» What is required
Copy each line of the entries that contains the word "Cuál".

» Task inputs
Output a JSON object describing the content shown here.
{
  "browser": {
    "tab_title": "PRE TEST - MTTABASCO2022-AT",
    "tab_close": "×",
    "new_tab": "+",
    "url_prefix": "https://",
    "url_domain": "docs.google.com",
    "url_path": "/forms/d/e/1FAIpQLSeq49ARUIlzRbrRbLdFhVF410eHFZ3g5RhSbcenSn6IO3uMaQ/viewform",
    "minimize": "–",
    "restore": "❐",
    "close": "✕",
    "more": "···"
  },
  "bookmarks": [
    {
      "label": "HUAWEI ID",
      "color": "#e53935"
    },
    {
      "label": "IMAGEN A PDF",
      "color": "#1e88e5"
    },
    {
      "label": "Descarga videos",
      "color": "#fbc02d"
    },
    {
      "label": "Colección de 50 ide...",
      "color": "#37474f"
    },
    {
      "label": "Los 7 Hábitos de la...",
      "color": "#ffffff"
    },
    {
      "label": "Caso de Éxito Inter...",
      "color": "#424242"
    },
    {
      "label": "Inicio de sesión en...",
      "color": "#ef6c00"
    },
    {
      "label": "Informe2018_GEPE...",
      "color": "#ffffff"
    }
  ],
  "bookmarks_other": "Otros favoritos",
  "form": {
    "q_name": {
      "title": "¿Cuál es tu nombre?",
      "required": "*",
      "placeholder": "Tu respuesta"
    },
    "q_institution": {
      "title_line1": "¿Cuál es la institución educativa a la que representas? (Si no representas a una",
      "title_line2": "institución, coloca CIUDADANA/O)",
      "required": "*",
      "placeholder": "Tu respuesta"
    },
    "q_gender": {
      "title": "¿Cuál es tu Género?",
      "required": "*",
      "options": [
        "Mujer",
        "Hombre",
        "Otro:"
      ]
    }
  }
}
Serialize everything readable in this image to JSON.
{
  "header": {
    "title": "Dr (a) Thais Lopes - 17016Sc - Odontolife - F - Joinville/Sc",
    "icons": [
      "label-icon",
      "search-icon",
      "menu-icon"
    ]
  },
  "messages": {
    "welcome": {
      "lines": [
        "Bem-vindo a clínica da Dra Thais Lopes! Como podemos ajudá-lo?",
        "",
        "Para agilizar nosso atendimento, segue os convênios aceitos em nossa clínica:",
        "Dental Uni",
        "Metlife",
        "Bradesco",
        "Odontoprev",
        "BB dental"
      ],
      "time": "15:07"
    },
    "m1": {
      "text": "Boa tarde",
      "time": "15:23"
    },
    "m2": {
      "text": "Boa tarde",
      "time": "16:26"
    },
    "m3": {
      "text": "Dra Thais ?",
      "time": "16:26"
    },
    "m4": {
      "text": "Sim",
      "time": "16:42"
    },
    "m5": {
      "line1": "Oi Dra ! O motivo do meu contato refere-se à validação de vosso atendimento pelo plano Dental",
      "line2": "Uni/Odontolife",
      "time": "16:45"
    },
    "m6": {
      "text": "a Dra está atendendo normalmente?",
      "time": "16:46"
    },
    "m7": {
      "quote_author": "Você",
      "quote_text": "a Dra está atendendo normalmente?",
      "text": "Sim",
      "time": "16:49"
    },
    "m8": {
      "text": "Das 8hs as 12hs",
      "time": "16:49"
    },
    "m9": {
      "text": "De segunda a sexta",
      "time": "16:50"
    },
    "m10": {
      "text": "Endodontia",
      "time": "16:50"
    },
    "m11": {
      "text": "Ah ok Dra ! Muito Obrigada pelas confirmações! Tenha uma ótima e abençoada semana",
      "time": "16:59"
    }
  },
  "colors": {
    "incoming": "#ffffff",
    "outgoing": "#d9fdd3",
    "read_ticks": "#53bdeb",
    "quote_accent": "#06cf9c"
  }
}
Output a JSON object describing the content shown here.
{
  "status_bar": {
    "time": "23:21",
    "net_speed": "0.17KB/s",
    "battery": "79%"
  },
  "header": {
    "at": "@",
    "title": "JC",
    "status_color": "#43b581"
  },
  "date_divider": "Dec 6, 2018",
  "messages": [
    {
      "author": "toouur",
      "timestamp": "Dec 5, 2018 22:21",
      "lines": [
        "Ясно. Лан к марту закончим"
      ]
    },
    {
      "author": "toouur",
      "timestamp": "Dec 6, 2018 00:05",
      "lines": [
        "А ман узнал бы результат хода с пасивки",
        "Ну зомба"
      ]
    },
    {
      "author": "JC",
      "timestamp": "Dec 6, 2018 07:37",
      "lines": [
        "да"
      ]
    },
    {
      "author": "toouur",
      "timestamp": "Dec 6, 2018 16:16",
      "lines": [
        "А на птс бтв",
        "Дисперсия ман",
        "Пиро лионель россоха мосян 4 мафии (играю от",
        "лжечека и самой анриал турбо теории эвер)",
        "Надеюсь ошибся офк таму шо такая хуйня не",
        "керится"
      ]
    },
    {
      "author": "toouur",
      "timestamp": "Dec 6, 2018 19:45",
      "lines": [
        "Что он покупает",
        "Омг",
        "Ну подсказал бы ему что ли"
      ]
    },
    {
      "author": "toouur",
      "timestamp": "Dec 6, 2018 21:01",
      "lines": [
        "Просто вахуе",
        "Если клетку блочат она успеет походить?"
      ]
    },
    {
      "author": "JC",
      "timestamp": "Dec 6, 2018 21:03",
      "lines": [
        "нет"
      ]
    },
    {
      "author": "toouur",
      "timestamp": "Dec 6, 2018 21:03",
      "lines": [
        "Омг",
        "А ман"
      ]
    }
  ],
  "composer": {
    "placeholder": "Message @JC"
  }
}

» Final answer
      "title": "¿Cuál es tu nombre?",
      "title_line1": "¿Cuál es la institución educativa a la que representas? (Si no representas a una",
      "title": "¿Cuál es tu Género?",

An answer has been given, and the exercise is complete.